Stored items

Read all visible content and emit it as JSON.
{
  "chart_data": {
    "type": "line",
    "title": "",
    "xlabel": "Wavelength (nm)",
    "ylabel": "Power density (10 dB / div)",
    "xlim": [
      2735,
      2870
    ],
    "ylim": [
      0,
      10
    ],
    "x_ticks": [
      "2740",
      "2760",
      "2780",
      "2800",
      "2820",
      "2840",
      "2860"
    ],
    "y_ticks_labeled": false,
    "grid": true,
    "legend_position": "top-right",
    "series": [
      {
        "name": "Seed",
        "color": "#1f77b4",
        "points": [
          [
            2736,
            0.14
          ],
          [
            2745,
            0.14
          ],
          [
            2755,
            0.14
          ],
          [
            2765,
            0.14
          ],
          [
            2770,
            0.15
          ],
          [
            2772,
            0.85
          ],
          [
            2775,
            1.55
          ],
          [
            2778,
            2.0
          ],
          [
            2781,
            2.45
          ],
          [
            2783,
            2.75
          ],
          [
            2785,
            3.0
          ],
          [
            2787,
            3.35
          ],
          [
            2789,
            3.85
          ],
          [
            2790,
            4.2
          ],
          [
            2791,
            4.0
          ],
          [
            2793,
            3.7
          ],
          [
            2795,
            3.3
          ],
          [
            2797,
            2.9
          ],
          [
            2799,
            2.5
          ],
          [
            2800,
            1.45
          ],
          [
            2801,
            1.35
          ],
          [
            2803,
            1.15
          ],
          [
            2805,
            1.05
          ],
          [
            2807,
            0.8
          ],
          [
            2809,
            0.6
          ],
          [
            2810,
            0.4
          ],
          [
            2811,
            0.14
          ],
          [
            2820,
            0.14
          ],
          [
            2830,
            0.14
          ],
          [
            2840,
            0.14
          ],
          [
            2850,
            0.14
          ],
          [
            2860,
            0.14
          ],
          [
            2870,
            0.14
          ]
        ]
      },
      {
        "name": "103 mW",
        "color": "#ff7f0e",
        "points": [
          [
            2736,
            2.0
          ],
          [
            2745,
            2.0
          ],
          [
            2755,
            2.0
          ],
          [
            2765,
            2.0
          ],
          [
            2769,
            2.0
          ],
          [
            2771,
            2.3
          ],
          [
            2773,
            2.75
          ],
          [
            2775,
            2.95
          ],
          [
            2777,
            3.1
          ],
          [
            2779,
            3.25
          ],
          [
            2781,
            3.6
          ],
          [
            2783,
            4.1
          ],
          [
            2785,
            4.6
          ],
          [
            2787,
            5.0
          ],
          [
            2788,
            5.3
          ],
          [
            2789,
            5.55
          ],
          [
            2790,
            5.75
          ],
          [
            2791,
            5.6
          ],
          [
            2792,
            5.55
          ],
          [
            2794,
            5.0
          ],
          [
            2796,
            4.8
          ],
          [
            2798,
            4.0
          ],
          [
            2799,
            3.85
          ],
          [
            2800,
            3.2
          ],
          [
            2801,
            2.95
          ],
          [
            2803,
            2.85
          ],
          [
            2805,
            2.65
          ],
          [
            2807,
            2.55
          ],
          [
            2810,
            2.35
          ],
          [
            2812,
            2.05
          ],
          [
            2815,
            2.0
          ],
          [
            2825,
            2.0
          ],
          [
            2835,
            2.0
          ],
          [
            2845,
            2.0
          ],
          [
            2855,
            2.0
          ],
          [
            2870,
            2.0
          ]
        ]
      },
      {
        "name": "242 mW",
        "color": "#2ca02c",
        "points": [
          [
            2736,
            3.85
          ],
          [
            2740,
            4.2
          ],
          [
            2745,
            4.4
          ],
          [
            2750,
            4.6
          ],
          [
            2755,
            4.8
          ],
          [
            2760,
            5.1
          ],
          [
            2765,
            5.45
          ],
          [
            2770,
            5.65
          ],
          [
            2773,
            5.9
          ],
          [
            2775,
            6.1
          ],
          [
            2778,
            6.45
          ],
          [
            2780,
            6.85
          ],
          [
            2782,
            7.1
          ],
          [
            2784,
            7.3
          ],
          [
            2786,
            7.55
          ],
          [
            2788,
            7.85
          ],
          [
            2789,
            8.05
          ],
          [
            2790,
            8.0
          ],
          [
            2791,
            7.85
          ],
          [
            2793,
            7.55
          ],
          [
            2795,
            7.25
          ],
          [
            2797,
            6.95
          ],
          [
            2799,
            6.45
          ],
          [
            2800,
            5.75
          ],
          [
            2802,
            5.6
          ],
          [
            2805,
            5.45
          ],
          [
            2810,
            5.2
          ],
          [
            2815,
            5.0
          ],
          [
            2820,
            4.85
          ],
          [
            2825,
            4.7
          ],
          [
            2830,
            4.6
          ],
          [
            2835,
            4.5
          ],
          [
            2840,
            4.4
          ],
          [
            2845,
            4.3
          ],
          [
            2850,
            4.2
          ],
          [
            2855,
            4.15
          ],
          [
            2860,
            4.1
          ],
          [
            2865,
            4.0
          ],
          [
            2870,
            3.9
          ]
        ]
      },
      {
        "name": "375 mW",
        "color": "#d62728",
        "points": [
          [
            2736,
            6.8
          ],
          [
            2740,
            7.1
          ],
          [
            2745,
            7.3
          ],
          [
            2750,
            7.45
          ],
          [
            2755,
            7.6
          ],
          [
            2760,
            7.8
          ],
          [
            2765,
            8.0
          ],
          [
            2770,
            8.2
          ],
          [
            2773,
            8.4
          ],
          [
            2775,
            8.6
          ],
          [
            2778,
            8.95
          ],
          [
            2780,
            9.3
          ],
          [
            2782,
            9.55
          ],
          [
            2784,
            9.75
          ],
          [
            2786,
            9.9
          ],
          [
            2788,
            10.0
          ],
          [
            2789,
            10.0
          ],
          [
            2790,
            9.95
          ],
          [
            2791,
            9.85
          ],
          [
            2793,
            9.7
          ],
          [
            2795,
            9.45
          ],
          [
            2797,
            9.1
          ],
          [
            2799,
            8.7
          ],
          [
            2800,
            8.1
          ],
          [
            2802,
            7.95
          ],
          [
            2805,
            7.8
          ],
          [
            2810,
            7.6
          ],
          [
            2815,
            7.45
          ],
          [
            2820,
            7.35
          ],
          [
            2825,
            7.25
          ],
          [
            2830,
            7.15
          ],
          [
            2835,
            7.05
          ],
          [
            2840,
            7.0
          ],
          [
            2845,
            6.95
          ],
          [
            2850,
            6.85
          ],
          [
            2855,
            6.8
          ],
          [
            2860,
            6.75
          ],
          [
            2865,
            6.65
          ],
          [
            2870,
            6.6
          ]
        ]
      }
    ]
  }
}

→ Exercise requirements
Point out every line holding the string "name" and copy it.

→ Problem solution
        "name": "Seed",
        "name": "103 mW",
        "name": "242 mW",
        "name": "375 mW",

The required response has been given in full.